Congratulations to greg1313 for his correct solution, and you can find the suggested solution below::)

Spoiler

From the nature of the logarithm functions, we have:
$x+2y>0$ and $x-2y>0 \implies x>2|y|\ge 0$

We also know that $(x+2y)(x-2y)=4\implies x^2-4y^2=4$

By the symmetry, there is no loss of generality in considering only the case where $y\ge 0$.

In view of $x>0$, we need only to figure out the minimum value of $x-y$.

Letting $k=x-y$ and substituting it into $x^2-4y^2=4$, we get:

$3y^2-2ky+4-k^2=0$ for which it has real solutions, so we have:

$(-2k)^2-4(3)(4-k^2)\ge 0$

$k\ge \sqrt{3}$

If $k=\sqrt{3}$, we get $x=\dfrac{4\sqrt{3}}{3}$ and $y=\dfrac{\sqrt{3}}{3}$.

$\therefore$ the minimum of $|x|-|y|=\sqrt{3}$.

Alternative solution by greg1313:

Spoiler

$$\log_4(x-2y)+\log_4(x+2y)=1\implies x^2-4y^2=4\implies\frac{x^2}{4}-y^2=1$$

Now, we wish to minimize $|x|-|y|$ subject to $\frac{x^2}{4}-y^2=1$.

Data section:
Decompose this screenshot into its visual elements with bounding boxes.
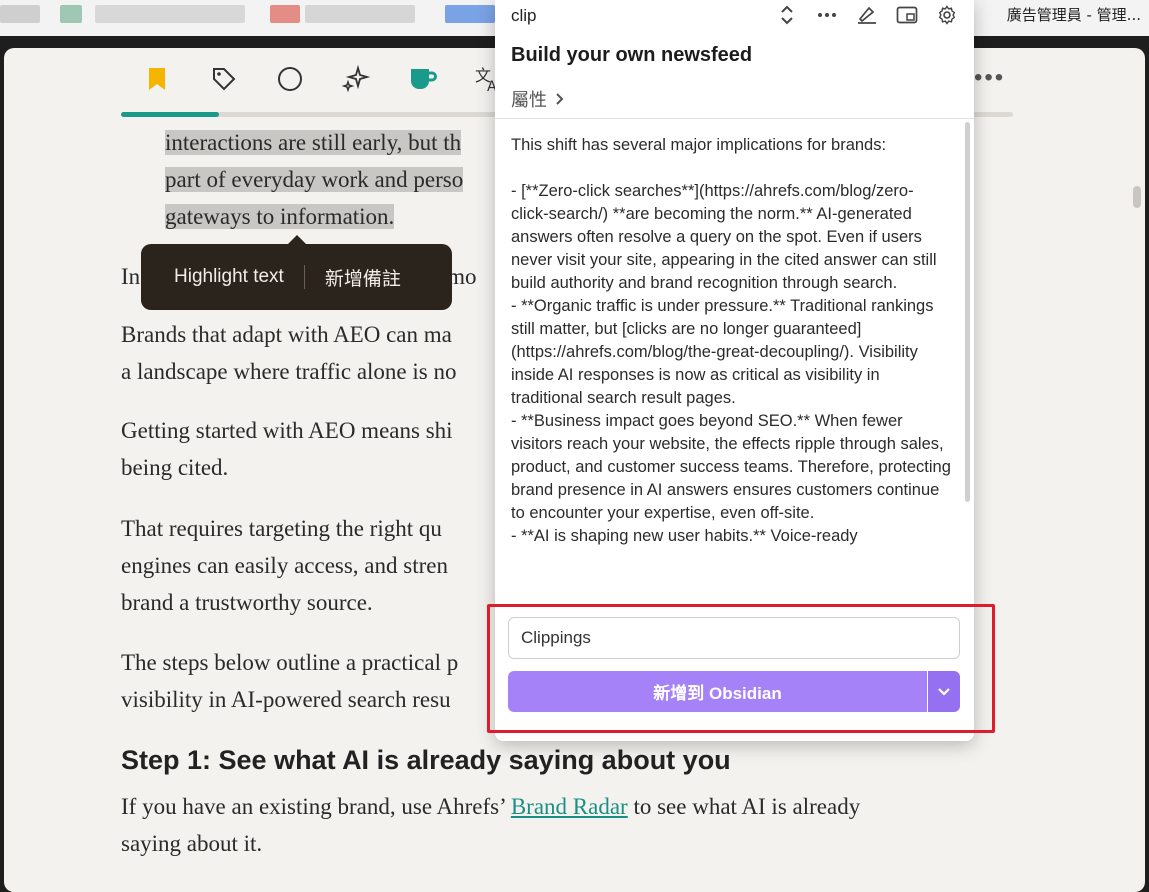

Short task 1:
Answer these from the worked solution on minimizing |x| − |y|, one answer per line, marked to match:
(a) What product of two factors is stated to equal 4?
(b) Which case is kept after the appeal to symmetry?
(c) What values of x and y come from setting k = √3?
Short task 2: Resume the worked solution on minimizing |x| − |y| from the point where it stops.

Exercise response 1:
(a) (x + 2y)(x − 2y) = 4
(b) The case where y ≥ 0
(c) x = 4√3/3 and y = √3/3

Exercise response 2:
Note that this equation is an east-west hyperbola so, WLOG,
we need only address solutions in the first quadrant, where
$|x|=x$ and $|y|=y$.

Employing Lagrange multipliers,

$$x-y+\lambda\left(\frac{x^2}{4}-y^2-1\right)$$

so we wish to solve the system of equations

$$1+\frac{\lambda x}{2}=0$$

$$-1-2\lambda y=0$$

$$\frac{x^2}{4}-y^2-1=0$$

for $x$, $y$ and $\lambda$. Solving $x$ and $y$ for $\lambda$ in the first two equations
and substituting the results into the third equation gives us $\lambda=\pm\frac{\sqrt3}{2}$.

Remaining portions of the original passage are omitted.